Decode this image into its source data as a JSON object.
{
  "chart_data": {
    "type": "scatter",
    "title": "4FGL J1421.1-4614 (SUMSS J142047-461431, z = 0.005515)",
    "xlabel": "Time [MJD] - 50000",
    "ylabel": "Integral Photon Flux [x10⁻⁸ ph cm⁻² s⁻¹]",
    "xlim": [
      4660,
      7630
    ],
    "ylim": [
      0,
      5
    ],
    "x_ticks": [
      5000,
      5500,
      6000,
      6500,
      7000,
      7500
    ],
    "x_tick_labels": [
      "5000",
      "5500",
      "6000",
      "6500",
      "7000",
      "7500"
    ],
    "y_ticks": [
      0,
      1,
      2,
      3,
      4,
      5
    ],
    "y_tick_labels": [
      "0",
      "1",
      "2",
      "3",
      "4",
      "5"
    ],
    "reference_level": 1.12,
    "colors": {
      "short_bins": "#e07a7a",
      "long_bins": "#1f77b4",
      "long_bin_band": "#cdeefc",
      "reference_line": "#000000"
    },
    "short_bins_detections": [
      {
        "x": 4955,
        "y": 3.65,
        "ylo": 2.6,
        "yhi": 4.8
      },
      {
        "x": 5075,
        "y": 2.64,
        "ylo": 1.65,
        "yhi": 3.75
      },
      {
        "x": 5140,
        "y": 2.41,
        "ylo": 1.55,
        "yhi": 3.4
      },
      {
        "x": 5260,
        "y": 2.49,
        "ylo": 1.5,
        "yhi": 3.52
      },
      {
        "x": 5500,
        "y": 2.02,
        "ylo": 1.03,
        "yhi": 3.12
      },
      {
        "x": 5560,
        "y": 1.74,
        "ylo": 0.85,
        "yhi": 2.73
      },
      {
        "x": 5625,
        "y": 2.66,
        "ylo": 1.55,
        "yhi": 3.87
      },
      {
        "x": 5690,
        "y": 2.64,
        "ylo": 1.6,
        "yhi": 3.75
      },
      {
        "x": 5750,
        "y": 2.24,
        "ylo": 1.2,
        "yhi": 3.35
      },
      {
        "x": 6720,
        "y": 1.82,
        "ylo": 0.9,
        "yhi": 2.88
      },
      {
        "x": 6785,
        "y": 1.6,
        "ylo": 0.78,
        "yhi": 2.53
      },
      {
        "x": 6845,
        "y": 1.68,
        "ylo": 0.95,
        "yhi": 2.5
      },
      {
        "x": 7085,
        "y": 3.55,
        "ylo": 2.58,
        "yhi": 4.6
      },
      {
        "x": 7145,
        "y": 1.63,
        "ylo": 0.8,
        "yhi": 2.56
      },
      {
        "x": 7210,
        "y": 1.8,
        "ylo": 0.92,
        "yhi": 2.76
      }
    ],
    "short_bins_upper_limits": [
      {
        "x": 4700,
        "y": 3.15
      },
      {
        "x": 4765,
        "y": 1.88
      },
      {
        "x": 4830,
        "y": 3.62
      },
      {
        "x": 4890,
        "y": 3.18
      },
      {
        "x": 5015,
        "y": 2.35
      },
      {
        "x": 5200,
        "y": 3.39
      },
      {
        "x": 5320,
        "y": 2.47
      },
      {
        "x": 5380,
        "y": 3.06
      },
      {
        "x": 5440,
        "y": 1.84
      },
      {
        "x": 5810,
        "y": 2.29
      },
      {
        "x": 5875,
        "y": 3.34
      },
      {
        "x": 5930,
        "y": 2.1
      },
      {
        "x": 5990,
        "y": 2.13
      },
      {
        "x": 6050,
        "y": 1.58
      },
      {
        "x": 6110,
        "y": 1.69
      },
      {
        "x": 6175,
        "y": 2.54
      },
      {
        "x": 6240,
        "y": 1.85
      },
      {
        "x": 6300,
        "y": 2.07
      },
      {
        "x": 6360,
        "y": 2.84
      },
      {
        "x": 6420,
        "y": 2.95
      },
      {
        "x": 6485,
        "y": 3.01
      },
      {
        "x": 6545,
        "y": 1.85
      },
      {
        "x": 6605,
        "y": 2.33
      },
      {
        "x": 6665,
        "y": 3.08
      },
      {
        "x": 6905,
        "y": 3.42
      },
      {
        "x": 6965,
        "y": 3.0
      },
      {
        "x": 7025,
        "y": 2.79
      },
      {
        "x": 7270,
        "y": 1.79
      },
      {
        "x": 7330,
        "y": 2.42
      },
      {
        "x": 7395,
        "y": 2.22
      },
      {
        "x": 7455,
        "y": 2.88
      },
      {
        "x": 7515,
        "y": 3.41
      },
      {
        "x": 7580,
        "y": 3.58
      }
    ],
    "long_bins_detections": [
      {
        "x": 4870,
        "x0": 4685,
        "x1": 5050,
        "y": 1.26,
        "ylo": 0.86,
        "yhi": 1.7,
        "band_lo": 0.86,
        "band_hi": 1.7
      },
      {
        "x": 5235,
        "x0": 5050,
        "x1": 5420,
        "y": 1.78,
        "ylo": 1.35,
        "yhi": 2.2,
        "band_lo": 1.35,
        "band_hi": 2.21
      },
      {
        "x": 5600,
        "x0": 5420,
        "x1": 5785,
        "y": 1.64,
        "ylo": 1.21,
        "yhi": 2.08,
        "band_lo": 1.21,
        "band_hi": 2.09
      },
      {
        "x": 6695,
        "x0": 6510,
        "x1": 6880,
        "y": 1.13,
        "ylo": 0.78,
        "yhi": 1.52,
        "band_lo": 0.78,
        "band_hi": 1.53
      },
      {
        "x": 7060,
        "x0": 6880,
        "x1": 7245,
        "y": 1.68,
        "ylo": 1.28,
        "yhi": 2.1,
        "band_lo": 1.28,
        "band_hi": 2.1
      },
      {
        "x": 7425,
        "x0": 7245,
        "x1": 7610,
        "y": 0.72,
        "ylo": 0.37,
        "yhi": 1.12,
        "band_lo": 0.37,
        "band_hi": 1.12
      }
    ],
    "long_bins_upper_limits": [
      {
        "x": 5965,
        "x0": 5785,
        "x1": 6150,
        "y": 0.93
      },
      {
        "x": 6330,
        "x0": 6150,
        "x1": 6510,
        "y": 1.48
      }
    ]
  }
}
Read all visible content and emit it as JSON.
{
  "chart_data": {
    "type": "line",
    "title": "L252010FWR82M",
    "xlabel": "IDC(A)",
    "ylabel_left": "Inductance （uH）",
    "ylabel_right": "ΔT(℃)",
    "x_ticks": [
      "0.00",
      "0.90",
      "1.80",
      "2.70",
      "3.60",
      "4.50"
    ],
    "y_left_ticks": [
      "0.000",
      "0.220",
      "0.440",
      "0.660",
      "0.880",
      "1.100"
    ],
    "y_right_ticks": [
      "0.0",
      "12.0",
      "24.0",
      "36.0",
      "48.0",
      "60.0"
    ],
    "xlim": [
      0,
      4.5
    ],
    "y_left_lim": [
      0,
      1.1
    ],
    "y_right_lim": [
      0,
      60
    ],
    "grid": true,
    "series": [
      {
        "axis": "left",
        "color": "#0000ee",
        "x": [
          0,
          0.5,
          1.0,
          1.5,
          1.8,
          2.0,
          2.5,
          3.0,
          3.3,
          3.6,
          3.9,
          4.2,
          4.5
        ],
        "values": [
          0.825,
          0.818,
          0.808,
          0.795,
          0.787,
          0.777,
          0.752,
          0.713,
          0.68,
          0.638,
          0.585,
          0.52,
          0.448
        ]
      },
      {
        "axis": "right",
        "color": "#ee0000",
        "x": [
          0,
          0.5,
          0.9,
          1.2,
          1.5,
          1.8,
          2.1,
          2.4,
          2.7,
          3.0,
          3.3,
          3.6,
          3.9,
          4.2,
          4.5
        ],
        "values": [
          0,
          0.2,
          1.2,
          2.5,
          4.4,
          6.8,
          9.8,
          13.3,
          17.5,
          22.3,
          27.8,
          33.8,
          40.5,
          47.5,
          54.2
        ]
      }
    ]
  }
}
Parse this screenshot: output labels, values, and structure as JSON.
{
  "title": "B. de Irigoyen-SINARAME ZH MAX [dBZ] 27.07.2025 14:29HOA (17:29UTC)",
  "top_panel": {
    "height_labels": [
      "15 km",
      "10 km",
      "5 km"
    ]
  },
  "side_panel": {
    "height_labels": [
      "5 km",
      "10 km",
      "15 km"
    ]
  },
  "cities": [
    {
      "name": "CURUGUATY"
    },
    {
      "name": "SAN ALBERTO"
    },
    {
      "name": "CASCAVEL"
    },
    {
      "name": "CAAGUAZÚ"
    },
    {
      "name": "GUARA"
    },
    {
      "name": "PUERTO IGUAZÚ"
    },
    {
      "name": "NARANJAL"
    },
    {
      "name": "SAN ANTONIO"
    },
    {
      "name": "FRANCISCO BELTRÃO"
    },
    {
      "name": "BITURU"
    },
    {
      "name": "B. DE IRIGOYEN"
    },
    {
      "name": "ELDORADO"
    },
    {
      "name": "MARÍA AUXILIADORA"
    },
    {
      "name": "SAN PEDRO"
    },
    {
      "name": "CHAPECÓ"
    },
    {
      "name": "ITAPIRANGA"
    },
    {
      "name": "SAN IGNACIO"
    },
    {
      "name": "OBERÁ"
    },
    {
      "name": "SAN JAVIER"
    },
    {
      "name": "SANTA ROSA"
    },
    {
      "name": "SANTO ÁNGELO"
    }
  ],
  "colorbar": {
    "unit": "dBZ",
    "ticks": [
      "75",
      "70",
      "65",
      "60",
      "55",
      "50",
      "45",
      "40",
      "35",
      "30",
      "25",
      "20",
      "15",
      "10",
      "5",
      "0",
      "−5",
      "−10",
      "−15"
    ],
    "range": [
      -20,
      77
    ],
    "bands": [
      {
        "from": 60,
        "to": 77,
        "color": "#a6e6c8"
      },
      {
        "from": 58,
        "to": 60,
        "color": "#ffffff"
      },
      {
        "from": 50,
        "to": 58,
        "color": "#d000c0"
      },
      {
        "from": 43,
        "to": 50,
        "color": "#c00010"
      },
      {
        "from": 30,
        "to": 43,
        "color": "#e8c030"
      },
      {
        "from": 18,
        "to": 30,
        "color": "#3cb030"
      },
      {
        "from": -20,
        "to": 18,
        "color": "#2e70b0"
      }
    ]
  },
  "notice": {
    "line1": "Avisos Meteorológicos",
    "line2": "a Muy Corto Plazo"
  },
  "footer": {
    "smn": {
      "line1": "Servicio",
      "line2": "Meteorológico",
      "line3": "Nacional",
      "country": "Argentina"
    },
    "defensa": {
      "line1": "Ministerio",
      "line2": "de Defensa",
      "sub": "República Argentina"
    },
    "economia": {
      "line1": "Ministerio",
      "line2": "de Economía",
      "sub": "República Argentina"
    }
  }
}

§ Requirement: Say how many lines in the listing above include "this". Give nothing but the number.

§ Task answer: 2